Data entries:
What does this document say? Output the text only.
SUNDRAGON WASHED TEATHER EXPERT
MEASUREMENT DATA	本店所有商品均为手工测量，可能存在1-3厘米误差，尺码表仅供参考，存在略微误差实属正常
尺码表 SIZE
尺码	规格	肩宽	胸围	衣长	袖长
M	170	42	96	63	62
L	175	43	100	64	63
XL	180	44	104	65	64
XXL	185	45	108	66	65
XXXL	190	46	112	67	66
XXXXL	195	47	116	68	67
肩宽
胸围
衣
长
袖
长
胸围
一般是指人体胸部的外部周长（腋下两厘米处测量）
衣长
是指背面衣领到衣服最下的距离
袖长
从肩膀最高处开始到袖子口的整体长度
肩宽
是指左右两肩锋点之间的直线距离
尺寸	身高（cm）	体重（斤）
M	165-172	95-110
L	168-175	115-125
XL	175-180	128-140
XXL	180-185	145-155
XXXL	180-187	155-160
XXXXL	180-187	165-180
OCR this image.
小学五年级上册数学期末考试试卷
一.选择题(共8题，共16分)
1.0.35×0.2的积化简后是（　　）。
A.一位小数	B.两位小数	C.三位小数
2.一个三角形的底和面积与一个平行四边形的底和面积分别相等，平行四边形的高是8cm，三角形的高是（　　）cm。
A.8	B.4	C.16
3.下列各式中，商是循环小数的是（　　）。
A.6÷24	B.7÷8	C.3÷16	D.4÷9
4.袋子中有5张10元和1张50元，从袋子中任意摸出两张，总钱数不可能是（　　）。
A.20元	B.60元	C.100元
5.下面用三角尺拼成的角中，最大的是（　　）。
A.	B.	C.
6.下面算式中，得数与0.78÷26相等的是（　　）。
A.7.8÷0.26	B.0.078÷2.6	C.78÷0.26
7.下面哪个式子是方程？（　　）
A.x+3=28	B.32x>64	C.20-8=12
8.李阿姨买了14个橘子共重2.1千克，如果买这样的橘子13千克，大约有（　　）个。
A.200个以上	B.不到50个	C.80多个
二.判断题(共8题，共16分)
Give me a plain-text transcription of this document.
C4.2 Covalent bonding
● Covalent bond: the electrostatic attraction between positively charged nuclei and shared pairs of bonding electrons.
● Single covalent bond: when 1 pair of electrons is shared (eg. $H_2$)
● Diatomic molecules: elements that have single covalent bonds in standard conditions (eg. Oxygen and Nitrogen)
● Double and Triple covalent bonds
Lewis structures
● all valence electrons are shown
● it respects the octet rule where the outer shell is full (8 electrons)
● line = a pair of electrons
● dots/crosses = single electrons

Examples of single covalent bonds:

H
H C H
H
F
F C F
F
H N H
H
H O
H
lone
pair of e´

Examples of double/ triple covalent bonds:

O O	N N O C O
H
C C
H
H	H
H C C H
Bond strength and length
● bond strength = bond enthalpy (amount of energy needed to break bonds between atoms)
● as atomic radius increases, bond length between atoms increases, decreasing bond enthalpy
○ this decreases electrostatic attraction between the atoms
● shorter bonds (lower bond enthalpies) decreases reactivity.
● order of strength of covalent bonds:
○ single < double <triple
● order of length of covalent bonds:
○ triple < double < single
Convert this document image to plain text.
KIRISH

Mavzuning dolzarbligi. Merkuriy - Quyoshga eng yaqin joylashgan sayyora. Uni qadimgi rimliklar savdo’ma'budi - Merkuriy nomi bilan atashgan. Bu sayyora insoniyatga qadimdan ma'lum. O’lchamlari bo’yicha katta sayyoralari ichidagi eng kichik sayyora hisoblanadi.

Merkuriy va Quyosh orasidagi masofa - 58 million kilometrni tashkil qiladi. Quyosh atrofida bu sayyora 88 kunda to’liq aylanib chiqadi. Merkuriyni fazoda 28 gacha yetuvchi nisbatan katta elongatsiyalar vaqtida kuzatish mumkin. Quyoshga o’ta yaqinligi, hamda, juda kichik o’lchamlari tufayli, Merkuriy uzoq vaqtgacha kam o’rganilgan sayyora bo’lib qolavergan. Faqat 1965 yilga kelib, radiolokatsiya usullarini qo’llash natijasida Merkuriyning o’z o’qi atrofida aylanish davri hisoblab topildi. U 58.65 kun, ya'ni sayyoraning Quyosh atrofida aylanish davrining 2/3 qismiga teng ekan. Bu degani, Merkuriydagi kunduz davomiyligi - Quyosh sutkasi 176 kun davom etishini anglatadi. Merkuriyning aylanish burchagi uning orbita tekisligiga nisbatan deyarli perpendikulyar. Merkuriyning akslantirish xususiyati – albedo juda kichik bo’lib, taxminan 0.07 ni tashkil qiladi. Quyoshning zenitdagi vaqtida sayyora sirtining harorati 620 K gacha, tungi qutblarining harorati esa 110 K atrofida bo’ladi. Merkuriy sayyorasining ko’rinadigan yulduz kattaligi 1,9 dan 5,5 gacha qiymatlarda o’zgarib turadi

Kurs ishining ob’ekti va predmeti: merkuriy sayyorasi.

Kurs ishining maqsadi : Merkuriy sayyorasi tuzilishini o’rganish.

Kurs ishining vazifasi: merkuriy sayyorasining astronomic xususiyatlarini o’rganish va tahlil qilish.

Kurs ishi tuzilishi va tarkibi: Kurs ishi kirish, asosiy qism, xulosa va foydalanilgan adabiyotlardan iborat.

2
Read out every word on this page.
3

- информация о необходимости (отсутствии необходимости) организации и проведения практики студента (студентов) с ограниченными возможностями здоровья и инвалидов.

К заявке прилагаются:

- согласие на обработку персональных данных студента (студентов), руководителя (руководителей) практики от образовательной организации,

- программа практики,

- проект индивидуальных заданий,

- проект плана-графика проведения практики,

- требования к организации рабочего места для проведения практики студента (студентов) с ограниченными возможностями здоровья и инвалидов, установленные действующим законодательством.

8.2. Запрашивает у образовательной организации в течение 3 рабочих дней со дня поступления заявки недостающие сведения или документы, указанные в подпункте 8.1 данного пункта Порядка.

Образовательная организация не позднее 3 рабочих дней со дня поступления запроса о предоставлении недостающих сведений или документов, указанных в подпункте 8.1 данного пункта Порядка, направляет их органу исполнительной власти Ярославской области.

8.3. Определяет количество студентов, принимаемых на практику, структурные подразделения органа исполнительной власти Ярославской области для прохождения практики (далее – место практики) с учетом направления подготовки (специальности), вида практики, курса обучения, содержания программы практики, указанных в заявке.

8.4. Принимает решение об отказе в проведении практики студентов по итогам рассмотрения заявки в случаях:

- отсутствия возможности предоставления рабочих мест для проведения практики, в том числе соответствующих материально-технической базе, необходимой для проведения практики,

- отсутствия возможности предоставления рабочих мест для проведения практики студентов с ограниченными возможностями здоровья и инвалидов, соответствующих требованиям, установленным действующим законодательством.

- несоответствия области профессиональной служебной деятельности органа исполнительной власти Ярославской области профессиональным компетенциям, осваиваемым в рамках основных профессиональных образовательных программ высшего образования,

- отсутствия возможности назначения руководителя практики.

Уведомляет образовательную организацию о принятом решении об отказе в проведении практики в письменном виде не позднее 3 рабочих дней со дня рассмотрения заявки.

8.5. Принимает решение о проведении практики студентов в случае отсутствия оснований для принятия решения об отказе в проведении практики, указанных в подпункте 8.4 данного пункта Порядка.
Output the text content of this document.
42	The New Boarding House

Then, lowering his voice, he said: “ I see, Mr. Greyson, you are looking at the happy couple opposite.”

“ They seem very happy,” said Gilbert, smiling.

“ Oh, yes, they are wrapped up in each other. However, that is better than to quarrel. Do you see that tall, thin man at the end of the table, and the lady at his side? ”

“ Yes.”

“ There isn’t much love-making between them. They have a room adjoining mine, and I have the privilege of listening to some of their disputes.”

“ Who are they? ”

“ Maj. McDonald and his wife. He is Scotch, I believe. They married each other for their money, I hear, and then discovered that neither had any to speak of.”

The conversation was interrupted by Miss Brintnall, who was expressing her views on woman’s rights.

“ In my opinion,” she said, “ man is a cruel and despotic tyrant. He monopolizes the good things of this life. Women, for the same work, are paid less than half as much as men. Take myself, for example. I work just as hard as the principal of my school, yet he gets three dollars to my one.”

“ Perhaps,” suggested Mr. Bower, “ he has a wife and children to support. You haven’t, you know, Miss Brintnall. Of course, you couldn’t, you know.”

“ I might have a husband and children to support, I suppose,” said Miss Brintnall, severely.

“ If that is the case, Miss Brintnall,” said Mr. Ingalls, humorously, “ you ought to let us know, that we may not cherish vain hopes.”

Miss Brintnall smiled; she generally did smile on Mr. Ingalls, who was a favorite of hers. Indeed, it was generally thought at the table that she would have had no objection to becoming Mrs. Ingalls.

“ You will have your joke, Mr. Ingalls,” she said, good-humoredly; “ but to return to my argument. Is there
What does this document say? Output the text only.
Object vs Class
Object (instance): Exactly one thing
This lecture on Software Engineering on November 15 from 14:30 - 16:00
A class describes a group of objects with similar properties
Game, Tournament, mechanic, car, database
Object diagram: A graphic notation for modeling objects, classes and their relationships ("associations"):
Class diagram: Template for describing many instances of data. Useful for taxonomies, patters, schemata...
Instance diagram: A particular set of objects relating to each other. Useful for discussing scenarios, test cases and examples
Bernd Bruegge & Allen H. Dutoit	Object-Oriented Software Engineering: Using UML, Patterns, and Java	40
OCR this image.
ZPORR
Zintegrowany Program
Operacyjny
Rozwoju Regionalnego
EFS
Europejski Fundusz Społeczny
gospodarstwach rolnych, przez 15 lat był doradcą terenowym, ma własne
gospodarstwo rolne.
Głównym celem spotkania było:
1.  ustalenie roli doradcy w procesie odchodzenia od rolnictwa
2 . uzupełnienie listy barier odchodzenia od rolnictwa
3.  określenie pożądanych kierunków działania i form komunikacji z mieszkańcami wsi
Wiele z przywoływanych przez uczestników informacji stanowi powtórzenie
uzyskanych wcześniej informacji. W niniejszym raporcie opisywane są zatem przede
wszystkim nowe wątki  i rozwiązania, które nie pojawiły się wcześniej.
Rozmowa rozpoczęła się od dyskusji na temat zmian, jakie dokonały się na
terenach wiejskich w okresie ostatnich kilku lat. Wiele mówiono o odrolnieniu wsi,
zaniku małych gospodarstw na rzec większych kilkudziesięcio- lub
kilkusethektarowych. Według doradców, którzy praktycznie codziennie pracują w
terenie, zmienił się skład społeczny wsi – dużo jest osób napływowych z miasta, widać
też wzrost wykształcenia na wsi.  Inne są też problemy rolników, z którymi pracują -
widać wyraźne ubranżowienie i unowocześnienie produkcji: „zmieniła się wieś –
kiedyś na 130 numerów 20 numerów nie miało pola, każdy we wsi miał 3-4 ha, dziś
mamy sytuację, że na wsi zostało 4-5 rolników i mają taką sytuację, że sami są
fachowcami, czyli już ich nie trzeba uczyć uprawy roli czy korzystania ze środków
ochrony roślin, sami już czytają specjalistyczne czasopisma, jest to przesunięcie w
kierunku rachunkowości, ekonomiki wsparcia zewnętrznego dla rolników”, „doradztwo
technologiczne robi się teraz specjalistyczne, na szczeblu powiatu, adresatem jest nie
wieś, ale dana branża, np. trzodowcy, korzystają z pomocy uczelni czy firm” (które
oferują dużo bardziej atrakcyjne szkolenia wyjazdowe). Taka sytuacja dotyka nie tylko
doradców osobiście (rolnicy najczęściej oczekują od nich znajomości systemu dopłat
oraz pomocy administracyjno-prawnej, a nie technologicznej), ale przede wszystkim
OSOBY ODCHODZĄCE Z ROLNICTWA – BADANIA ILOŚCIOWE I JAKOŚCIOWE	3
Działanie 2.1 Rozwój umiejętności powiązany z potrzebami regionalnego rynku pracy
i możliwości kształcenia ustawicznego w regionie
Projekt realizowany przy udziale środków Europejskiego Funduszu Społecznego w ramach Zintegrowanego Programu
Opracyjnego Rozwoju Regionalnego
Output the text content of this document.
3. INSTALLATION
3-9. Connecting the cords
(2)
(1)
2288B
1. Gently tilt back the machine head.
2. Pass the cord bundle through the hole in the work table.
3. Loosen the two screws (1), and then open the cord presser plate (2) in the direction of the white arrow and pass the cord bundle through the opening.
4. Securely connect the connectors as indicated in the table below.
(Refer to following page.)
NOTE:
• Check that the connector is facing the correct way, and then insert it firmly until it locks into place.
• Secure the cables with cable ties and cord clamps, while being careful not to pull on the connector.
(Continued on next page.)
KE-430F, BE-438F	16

◆ **Your goal**: Using the entries above, find all lines with "Rozwoju". Copy them.

◆ **Exercise answer**:
Rozwoju Regionalnego
Opracyjnego Rozwoju Regionalnego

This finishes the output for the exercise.